→ What is needed
Wherever the word "style" appears in a line, copy that line.

→ Data excerpts
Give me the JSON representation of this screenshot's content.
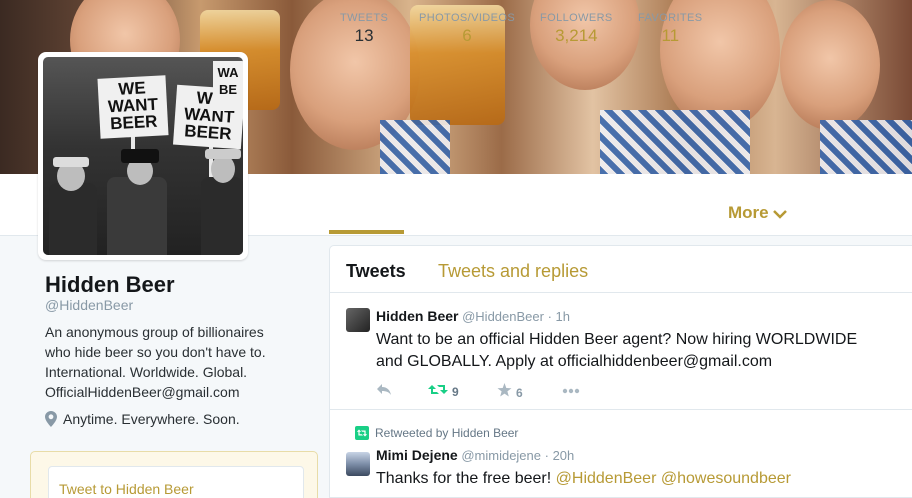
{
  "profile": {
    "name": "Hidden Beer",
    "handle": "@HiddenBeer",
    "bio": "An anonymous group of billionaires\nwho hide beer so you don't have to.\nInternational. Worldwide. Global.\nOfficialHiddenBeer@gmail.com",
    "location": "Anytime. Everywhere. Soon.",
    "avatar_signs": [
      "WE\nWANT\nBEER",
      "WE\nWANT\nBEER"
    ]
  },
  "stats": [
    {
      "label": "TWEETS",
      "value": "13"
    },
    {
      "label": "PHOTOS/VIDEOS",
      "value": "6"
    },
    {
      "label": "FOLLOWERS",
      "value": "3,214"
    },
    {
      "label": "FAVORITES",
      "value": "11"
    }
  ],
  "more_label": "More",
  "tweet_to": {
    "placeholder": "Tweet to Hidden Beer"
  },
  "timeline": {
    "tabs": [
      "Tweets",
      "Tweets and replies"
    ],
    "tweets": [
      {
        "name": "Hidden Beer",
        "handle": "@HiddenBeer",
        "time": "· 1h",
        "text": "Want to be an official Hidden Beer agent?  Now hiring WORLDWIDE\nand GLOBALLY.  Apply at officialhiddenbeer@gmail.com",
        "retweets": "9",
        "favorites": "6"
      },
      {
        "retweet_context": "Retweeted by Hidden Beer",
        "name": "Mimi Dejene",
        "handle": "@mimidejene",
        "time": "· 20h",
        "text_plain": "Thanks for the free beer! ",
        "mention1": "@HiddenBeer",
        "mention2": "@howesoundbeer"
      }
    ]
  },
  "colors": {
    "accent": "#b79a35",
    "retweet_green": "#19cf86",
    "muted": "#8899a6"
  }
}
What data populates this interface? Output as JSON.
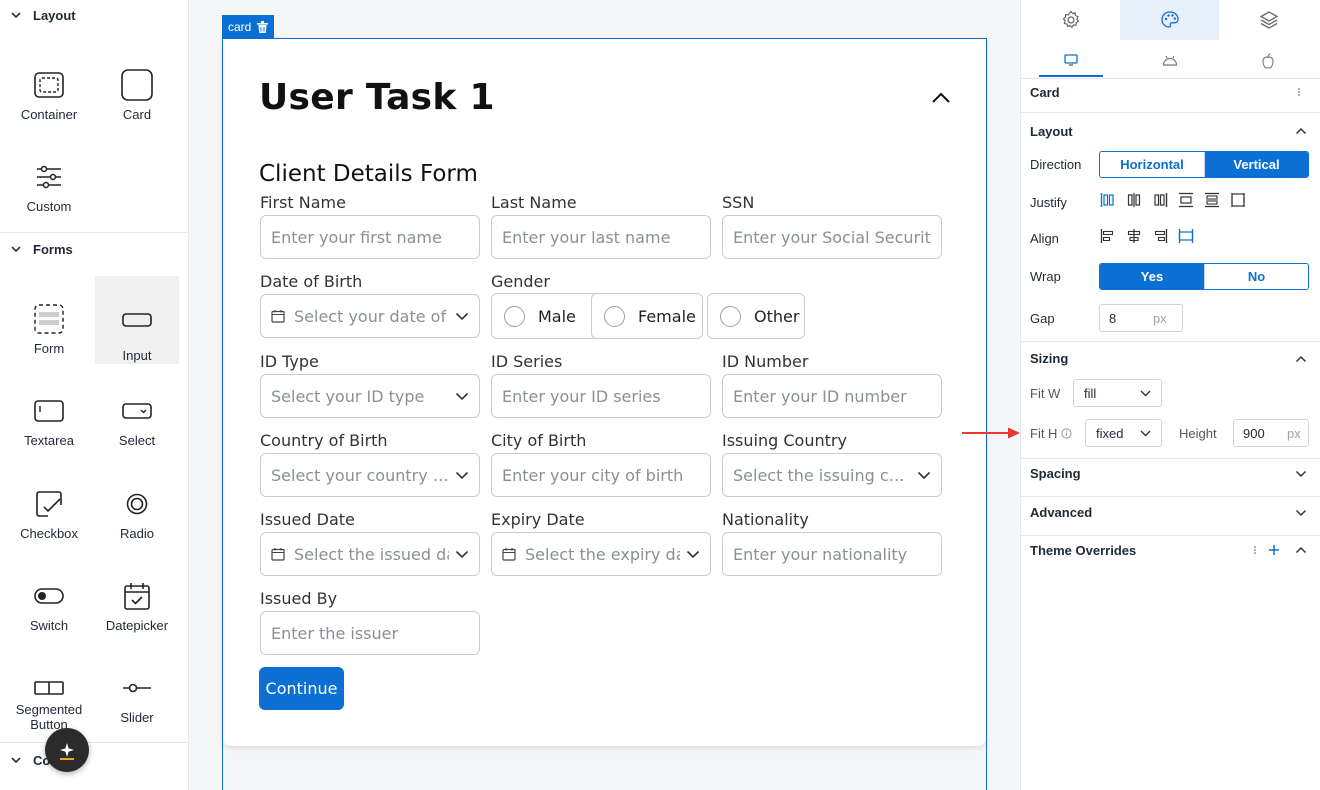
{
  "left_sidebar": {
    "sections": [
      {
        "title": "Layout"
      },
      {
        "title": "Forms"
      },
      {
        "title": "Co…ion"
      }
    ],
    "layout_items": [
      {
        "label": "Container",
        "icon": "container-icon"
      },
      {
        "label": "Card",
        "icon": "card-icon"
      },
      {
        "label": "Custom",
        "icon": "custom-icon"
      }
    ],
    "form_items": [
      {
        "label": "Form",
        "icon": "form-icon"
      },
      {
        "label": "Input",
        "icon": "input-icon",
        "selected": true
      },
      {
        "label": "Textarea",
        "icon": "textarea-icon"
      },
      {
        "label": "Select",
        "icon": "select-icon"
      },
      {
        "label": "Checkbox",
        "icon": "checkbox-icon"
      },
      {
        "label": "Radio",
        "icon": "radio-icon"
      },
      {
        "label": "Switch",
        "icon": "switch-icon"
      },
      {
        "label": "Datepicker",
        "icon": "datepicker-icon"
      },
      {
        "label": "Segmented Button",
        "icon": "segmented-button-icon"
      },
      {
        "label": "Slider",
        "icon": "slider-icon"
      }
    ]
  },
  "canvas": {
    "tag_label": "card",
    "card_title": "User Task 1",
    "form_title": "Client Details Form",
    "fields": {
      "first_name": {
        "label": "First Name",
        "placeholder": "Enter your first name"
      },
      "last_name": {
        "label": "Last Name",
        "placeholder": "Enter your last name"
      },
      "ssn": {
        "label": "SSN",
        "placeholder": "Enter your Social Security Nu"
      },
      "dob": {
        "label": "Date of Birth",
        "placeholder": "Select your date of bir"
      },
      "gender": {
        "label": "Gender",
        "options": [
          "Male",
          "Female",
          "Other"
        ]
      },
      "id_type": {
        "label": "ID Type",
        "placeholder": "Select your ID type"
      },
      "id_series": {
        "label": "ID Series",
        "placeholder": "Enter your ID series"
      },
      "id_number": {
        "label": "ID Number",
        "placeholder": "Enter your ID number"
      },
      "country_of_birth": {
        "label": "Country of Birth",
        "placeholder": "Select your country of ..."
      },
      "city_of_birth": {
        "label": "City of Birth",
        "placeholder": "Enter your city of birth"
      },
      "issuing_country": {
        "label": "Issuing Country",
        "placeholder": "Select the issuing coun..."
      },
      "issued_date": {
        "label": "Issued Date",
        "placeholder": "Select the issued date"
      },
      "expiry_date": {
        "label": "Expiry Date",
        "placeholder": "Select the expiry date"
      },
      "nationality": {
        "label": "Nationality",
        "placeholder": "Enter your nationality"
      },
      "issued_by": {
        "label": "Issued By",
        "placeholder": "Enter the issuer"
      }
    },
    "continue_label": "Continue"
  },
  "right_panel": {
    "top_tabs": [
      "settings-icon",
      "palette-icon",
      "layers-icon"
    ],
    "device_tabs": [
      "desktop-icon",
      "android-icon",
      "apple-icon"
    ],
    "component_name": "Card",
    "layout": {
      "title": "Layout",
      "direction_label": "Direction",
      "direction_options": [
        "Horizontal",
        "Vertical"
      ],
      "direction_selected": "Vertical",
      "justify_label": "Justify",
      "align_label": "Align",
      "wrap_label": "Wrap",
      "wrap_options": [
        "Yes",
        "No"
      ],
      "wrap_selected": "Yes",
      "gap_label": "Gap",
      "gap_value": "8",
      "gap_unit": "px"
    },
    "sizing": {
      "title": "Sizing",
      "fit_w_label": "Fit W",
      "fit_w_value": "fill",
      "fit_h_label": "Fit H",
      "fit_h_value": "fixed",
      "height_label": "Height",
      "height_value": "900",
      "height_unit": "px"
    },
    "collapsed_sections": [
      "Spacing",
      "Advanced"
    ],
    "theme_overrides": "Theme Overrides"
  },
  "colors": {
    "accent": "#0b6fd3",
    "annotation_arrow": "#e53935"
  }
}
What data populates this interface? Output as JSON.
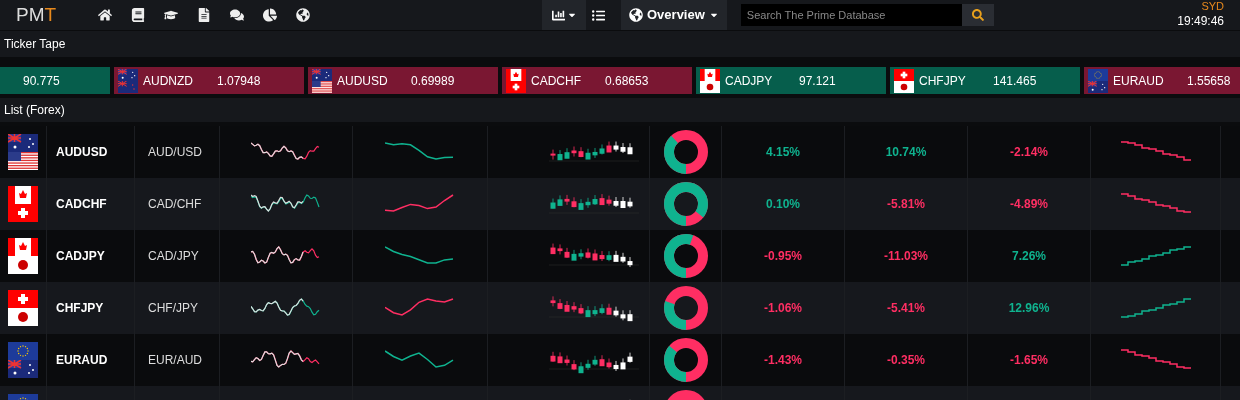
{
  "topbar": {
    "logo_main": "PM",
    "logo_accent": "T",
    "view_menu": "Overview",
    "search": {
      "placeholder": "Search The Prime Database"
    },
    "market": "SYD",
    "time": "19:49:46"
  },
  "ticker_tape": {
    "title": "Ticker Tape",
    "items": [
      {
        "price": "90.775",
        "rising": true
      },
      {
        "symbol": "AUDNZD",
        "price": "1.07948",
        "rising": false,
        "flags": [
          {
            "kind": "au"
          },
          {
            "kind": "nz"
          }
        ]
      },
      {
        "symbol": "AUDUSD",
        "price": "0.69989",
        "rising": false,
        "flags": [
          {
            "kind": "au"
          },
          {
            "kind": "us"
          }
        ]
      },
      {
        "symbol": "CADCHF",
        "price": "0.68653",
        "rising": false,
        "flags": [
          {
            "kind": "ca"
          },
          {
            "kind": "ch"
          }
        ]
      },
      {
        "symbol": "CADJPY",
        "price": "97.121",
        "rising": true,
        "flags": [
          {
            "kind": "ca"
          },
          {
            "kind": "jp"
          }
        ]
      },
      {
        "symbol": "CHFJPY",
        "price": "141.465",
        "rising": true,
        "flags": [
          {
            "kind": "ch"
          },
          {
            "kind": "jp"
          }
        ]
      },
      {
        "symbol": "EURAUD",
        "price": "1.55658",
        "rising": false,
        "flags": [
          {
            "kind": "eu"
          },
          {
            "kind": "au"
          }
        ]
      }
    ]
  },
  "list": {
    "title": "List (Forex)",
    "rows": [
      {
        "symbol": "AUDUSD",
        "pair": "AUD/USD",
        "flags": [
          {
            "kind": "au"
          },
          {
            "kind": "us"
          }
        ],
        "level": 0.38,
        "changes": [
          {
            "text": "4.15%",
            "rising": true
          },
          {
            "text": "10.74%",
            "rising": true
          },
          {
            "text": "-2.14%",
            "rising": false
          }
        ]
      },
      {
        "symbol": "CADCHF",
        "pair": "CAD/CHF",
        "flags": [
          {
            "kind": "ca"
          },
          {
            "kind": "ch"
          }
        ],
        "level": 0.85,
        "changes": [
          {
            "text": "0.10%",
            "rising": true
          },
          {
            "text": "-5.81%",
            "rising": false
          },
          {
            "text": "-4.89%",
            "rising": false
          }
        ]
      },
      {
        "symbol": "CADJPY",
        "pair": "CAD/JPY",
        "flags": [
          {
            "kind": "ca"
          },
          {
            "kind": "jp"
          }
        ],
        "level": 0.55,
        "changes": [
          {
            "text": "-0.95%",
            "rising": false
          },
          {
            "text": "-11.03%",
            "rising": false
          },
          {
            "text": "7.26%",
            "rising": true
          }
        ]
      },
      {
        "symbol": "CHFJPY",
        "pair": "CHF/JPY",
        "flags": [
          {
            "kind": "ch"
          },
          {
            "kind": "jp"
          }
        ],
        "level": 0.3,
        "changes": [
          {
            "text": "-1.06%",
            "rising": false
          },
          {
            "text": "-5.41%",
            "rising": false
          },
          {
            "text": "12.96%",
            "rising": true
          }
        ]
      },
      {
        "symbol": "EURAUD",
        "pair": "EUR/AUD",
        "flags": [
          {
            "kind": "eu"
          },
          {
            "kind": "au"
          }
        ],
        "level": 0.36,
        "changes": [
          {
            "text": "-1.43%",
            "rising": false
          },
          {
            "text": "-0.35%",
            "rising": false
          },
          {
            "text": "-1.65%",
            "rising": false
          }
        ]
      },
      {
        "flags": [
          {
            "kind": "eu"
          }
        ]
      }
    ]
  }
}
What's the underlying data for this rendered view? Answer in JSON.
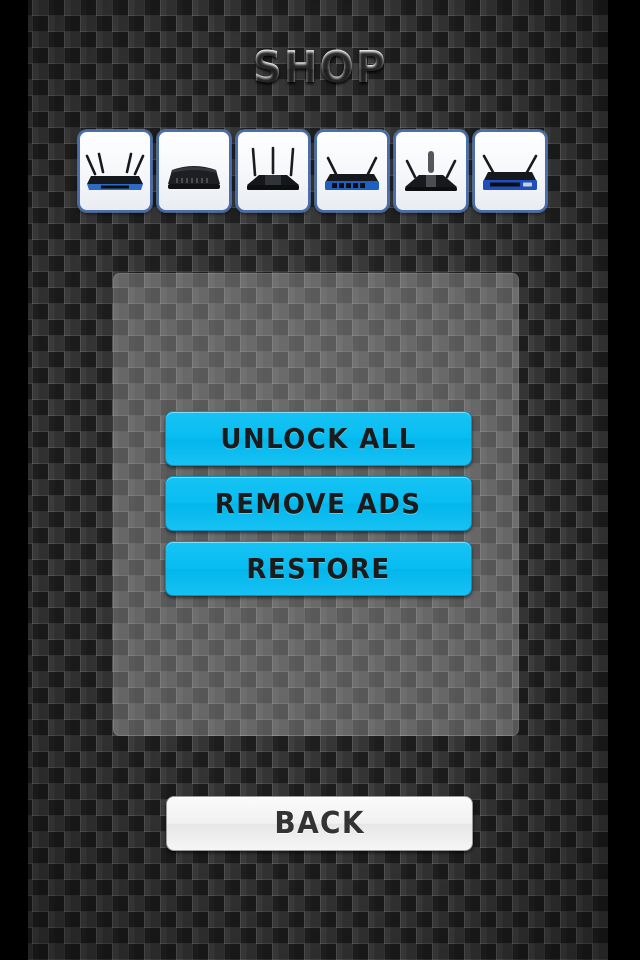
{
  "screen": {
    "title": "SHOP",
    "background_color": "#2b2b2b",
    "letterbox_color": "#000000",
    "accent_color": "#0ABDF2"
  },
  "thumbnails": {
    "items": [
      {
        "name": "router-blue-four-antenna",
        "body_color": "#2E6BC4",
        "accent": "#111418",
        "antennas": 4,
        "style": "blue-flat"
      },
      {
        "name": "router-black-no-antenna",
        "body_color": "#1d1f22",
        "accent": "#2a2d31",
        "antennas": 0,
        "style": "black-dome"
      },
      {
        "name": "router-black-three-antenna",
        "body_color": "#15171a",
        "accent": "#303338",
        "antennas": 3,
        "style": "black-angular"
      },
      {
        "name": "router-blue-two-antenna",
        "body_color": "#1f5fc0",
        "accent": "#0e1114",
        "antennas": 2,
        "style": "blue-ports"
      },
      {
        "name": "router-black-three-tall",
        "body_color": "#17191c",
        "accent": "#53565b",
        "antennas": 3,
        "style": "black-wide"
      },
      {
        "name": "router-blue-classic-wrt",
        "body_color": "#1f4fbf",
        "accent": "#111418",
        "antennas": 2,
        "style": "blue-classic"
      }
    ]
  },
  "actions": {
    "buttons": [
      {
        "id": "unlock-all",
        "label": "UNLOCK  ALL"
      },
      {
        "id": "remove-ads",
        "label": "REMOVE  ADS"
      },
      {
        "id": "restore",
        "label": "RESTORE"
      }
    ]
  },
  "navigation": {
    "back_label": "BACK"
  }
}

→ Worked solution
        "style": "blue-flat"
        "style": "black-dome"
        "style": "black-angular"
        "style": "blue-ports"
        "style": "black-wide"
        "style": "blue-classic"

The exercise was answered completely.